■ **WORK REQUIRED**: Write out all of the material below word for word, leaving the pictures out.

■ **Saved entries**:
## BEGIN
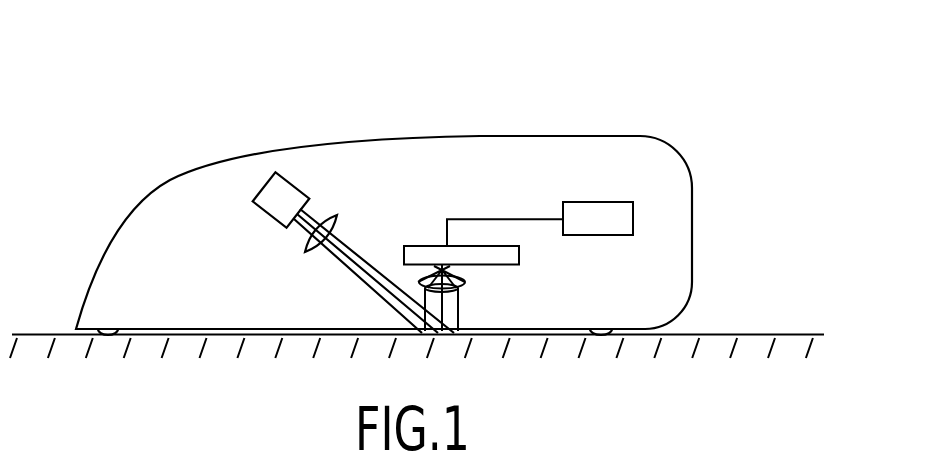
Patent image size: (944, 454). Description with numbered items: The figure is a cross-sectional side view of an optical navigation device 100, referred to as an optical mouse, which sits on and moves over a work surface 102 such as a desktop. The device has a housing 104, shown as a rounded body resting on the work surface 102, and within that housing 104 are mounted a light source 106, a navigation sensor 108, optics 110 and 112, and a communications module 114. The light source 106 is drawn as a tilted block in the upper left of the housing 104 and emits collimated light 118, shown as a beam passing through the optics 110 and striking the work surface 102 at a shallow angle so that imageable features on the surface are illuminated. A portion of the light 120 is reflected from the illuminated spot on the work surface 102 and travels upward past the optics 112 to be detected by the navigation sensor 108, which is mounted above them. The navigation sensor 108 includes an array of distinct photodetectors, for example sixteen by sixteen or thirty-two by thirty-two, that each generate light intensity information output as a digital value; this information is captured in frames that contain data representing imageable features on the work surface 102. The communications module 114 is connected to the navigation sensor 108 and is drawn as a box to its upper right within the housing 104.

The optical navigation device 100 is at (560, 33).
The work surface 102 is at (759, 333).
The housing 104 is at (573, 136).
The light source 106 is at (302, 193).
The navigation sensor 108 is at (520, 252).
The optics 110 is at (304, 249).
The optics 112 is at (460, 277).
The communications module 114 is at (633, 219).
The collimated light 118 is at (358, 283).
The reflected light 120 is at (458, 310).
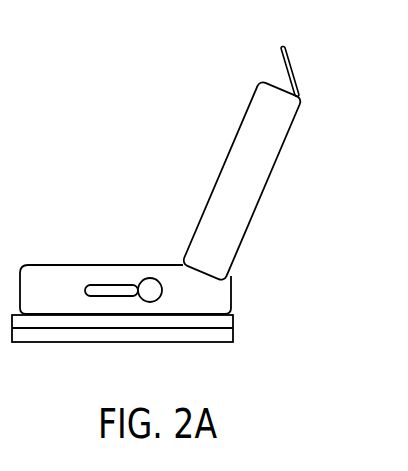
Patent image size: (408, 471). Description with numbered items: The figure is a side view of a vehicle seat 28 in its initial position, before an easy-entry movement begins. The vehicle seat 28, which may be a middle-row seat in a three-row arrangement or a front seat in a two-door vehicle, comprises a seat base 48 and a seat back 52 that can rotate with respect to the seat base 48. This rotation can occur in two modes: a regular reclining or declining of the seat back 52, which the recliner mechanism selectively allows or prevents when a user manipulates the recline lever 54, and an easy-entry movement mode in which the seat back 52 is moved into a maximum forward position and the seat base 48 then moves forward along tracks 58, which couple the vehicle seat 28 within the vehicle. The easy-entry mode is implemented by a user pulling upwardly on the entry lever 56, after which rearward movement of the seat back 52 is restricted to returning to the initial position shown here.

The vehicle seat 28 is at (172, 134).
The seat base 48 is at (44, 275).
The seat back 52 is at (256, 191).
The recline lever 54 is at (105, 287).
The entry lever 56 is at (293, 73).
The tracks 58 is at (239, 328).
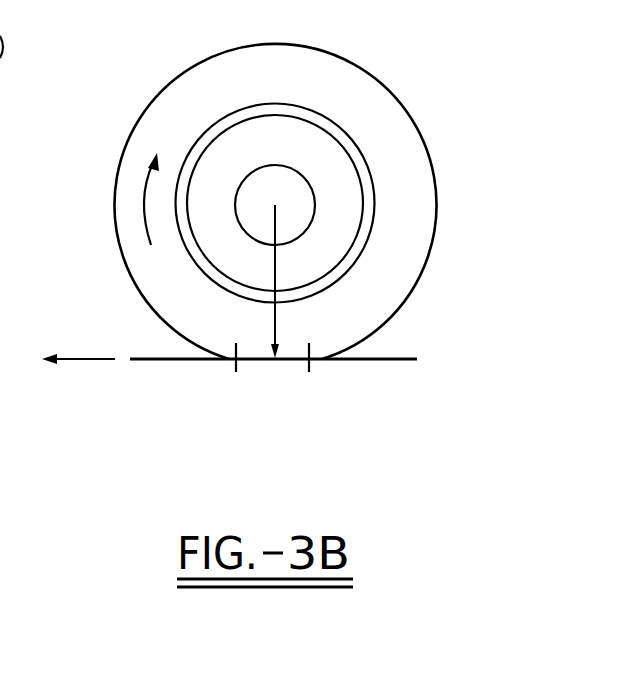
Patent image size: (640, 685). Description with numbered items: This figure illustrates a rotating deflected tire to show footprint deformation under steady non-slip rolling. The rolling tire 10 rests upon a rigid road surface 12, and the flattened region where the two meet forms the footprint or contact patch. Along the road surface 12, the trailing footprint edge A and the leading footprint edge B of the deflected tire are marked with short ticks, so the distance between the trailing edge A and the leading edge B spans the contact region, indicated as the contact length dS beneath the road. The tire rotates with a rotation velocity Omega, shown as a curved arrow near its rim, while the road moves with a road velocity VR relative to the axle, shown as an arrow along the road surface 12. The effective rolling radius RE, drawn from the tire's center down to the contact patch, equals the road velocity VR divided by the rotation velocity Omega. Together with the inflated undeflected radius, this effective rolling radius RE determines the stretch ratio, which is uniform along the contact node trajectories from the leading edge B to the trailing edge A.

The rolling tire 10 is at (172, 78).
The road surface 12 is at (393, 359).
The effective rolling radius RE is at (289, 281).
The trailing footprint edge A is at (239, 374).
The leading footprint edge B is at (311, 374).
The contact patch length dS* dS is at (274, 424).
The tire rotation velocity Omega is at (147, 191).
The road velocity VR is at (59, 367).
## END
■ **FINISHED EXERCISE**:
Patent image size: (944, 454). Description with numbered items: The figure is a cross-sectional side view of an optical navigation device 100, referred to as an optical mouse, which sits on and moves over a work surface 102 such as a desktop. The device has a housing 104, shown as a rounded body resting on the work surface 102, and within that housing 104 are mounted a light source 106, a navigation sensor 108, optics 110 and 112, and a communications module 114. The light source 106 is drawn as a tilted block in the upper left of the housing 104 and emits collimated light 118, shown as a beam passing through the optics 110 and striking the work surface 102 at a shallow angle so that imageable features on the surface are illuminated. A portion of the light 120 is reflected from the illuminated spot on the work surface 102 and travels upward past the optics 112 to be detected by the navigation sensor 108, which is mounted above them. The navigation sensor 108 includes an array of distinct photodetectors, for example sixteen by sixteen or thirty-two by thirty-two, that each generate light intensity information output as a digital value; this information is captured in frames that contain data representing imageable features on the work surface 102. The communications module 114 is connected to the navigation sensor 108 and is drawn as a box to its upper right within the housing 104.

The optical navigation device 100 is at (560, 33).
The work surface 102 is at (759, 333).
The housing 104 is at (573, 136).
The light source 106 is at (302, 193).
The navigation sensor 108 is at (520, 252).
The optics 110 is at (304, 249).
The optics 112 is at (460, 277).
The communications module 114 is at (633, 219).
The collimated light 118 is at (358, 283).
The reflected light 120 is at (458, 310).
Patent image size: (408, 471). Description with numbered items: The figure is a side view of a vehicle seat 28 in its initial position, before an easy-entry movement begins. The vehicle seat 28, which may be a middle-row seat in a three-row arrangement or a front seat in a two-door vehicle, comprises a seat base 48 and a seat back 52 that can rotate with respect to the seat base 48. This rotation can occur in two modes: a regular reclining or declining of the seat back 52, which the recliner mechanism selectively allows or prevents when a user manipulates the recline lever 54, and an easy-entry movement mode in which the seat back 52 is moved into a maximum forward position and the seat base 48 then moves forward along tracks 58, which couple the vehicle seat 28 within the vehicle. The easy-entry mode is implemented by a user pulling upwardly on the entry lever 56, after which rearward movement of the seat back 52 is restricted to returning to the initial position shown here.

The vehicle seat 28 is at (172, 134).
The seat base 48 is at (44, 275).
The seat back 52 is at (256, 191).
The recline lever 54 is at (105, 287).
The entry lever 56 is at (293, 73).
The tracks 58 is at (239, 328).
Patent image size: (640, 685). Description with numbered items: This figure illustrates a rotating deflected tire to show footprint deformation under steady non-slip rolling. The rolling tire 10 rests upon a rigid road surface 12, and the flattened region where the two meet forms the footprint or contact patch. Along the road surface 12, the trailing footprint edge A and the leading footprint edge B of the deflected tire are marked with short ticks, so the distance between the trailing edge A and the leading edge B spans the contact region, indicated as the contact length dS beneath the road. The tire rotates with a rotation velocity Omega, shown as a curved arrow near its rim, while the road moves with a road velocity VR relative to the axle, shown as an arrow along the road surface 12. The effective rolling radius RE, drawn from the tire's center down to the contact patch, equals the road velocity VR divided by the rotation velocity Omega. Together with the inflated undeflected radius, this effective rolling radius RE determines the stretch ratio, which is uniform along the contact node trajectories from the leading edge B to the trailing edge A.

The rolling tire 10 is at (172, 78).
The road surface 12 is at (393, 359).
The effective rolling radius RE is at (289, 281).
The trailing footprint edge A is at (239, 374).
The leading footprint edge B is at (311, 374).
The contact patch length dS* dS is at (274, 424).
The tire rotation velocity Omega is at (147, 191).
The road velocity VR is at (59, 367).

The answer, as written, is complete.